"Principles" of RT programming on QNX

The QNX documentation is impressive. I’m trying to get my head around RT programming on QNX. I’m wondering if some of the experienced people on this list could comment on the following summary of the “principles” of RT programming on QNX. I don’t include principles related to embedded programming (flash, os image, BSP, IPL, power management, etc). Note that the summary is inevitably simplistic: it’s a starting point, so it ought to be simple :slight_smile:

“Principles” of QNX programming:

  1. everything is a process, even device drivers; they (drivers) have same capabilities, restrictions, protections (memory etc), can be debugged the same way, etc.

  2. use “Resource Manager” (RM) to create “resource servers”, the equivalent of (but much more general than) “device drivers” on other OS’s. RM’s have the advantage of a common interface (that of a file) for interaction will client applications.

  3. prefer a dedicated (higher priority) thread in the RM for interacting with your device (hardware) if there is one, one (lower priority) thread or thread pool for interacting with clients that want to use the “device”.

- DATA SECTION -
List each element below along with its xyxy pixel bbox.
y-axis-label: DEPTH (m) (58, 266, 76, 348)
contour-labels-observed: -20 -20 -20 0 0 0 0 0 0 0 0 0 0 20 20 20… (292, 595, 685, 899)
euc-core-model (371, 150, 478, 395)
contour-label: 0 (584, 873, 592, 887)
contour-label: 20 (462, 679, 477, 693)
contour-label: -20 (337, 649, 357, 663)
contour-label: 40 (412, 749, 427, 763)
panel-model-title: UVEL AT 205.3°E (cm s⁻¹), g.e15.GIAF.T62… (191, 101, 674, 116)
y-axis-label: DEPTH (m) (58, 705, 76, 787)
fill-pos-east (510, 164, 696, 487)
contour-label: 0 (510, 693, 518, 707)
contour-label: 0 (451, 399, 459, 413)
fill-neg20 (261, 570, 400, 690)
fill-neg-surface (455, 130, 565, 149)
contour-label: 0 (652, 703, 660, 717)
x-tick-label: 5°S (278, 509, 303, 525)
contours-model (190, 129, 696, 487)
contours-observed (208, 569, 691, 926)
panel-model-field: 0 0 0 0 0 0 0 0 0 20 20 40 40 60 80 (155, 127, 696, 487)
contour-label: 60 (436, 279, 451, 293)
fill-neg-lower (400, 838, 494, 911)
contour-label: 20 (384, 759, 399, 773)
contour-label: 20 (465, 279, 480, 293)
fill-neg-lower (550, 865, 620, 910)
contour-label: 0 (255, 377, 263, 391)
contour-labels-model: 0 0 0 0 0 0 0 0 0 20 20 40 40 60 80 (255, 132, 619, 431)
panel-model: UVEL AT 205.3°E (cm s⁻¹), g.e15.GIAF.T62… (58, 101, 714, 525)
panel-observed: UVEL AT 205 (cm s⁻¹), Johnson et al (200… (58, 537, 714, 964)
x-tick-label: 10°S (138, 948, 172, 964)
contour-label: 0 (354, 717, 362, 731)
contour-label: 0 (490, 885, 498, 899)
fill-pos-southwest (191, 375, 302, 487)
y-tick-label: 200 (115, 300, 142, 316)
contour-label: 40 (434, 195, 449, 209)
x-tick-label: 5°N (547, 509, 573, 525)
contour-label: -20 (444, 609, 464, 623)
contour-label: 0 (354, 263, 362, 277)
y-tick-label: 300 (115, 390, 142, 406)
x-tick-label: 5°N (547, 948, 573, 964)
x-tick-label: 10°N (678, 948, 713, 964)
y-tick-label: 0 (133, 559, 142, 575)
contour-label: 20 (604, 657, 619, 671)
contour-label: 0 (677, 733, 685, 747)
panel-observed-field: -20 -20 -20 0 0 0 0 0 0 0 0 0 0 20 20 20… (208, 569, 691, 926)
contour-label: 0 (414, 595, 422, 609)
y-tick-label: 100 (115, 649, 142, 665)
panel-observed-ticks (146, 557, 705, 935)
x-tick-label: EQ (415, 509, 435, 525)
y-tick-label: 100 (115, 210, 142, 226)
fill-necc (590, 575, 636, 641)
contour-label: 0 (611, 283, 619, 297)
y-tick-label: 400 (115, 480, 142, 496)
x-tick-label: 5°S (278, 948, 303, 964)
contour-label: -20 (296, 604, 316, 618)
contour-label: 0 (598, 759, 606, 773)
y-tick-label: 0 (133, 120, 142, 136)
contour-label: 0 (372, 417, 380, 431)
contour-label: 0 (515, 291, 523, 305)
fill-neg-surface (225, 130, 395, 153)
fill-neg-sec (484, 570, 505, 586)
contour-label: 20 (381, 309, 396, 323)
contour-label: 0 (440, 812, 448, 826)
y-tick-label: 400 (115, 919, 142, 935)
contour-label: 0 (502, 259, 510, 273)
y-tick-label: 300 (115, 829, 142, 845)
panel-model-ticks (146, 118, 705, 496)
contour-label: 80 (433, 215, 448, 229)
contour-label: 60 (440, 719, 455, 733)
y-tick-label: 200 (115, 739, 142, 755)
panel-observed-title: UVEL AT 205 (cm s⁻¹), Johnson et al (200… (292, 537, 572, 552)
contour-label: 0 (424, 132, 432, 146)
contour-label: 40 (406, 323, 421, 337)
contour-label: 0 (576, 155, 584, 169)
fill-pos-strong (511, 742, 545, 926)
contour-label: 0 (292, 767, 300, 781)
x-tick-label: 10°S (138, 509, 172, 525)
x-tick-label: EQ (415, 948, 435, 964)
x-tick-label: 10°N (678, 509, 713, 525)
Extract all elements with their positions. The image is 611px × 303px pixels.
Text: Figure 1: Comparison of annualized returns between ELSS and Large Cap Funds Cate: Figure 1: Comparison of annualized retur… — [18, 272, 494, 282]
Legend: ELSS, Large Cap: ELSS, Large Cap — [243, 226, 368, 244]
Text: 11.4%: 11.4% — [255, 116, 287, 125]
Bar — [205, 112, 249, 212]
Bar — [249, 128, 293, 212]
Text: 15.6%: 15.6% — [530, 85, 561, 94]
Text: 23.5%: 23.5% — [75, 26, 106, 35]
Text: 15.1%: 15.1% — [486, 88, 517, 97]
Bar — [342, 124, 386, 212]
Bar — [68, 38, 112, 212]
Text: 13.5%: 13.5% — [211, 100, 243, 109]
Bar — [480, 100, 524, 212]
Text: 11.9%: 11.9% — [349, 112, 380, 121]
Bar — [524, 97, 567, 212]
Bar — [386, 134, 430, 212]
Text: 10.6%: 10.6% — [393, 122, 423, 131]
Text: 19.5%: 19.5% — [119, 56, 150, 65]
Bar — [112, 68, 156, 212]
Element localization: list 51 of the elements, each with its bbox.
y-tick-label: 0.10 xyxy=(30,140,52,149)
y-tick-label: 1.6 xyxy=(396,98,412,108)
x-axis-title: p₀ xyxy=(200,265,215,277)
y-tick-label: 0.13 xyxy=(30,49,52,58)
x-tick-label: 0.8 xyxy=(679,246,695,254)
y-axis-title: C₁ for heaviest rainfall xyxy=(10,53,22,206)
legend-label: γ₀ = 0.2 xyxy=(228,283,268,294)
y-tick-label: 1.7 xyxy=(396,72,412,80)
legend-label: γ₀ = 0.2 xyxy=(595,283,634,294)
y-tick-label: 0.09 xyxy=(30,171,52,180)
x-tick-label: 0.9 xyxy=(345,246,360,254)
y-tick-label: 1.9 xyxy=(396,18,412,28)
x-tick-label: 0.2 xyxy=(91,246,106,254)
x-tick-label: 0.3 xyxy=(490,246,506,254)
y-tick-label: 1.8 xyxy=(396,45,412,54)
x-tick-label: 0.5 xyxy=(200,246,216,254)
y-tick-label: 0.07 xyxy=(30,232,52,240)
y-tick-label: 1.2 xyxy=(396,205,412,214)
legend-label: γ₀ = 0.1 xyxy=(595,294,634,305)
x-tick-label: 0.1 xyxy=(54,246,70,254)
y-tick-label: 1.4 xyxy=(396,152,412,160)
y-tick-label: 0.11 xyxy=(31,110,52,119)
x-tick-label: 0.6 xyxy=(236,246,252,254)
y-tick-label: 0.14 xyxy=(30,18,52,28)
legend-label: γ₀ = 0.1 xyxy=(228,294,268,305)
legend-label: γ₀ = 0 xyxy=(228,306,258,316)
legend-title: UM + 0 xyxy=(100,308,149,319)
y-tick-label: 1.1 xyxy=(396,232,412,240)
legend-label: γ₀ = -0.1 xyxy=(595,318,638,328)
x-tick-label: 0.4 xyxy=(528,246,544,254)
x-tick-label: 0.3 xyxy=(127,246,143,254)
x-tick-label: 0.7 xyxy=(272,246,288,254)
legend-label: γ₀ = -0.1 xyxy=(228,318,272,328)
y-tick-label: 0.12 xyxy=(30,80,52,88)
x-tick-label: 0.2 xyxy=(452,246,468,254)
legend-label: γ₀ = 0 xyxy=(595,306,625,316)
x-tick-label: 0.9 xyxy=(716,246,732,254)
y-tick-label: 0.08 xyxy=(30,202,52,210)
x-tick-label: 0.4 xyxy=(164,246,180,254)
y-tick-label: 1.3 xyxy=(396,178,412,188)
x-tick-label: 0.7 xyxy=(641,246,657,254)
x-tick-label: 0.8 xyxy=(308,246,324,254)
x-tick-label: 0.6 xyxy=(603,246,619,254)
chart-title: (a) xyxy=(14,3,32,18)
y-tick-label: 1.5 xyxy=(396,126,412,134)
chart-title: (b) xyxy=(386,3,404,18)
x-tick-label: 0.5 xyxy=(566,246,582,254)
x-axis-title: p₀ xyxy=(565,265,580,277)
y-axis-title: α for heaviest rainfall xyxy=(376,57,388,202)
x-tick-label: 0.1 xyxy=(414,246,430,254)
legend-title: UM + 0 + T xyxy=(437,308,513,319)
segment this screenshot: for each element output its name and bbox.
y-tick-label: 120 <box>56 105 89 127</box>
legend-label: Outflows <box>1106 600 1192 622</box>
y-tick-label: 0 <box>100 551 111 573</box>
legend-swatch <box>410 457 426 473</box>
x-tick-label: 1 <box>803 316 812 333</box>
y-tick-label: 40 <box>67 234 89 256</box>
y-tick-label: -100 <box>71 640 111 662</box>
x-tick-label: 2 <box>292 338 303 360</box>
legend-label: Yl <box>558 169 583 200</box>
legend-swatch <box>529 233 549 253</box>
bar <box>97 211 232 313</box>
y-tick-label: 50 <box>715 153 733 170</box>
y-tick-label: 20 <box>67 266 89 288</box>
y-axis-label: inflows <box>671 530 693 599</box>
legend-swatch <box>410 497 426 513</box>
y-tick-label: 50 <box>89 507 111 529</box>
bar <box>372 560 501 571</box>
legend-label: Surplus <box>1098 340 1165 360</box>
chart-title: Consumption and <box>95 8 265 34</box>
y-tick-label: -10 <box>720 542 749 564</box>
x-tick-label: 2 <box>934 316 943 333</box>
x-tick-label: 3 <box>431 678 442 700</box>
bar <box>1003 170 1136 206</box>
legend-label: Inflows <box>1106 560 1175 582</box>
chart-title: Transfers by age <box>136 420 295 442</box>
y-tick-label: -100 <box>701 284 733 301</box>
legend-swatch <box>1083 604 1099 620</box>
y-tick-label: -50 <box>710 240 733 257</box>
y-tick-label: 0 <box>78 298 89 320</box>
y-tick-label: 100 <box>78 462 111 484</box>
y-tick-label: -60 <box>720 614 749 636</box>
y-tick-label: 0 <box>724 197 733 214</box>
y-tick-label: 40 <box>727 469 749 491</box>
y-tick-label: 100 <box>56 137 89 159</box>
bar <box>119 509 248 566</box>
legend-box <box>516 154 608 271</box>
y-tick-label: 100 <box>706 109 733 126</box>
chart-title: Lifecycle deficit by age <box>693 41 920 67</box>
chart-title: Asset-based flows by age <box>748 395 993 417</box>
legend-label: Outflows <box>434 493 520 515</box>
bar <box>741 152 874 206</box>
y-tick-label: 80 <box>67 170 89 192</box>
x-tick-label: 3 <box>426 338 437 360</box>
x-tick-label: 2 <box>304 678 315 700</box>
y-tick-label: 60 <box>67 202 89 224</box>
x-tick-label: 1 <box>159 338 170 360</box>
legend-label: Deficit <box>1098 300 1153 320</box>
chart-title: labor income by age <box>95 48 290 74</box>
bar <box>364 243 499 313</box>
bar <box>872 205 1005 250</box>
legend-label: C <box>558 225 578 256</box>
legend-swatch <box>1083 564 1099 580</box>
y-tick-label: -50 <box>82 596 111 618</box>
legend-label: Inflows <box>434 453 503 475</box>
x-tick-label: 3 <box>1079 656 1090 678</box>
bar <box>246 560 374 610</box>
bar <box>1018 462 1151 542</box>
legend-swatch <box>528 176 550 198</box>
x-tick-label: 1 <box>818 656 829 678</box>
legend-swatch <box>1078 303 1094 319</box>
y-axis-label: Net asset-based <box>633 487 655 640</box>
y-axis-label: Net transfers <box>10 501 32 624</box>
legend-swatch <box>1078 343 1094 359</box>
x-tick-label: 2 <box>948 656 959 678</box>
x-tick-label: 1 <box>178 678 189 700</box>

- TASK -
Copy the QNX programming post word for word from "1. everything is" to "same way, etc.".

- RESPONSE BELOW -
1. everything is a process, even device drivers; they (drivers) have same capabilities, restrictions, protections (memory etc), can be debugged the same way, etc.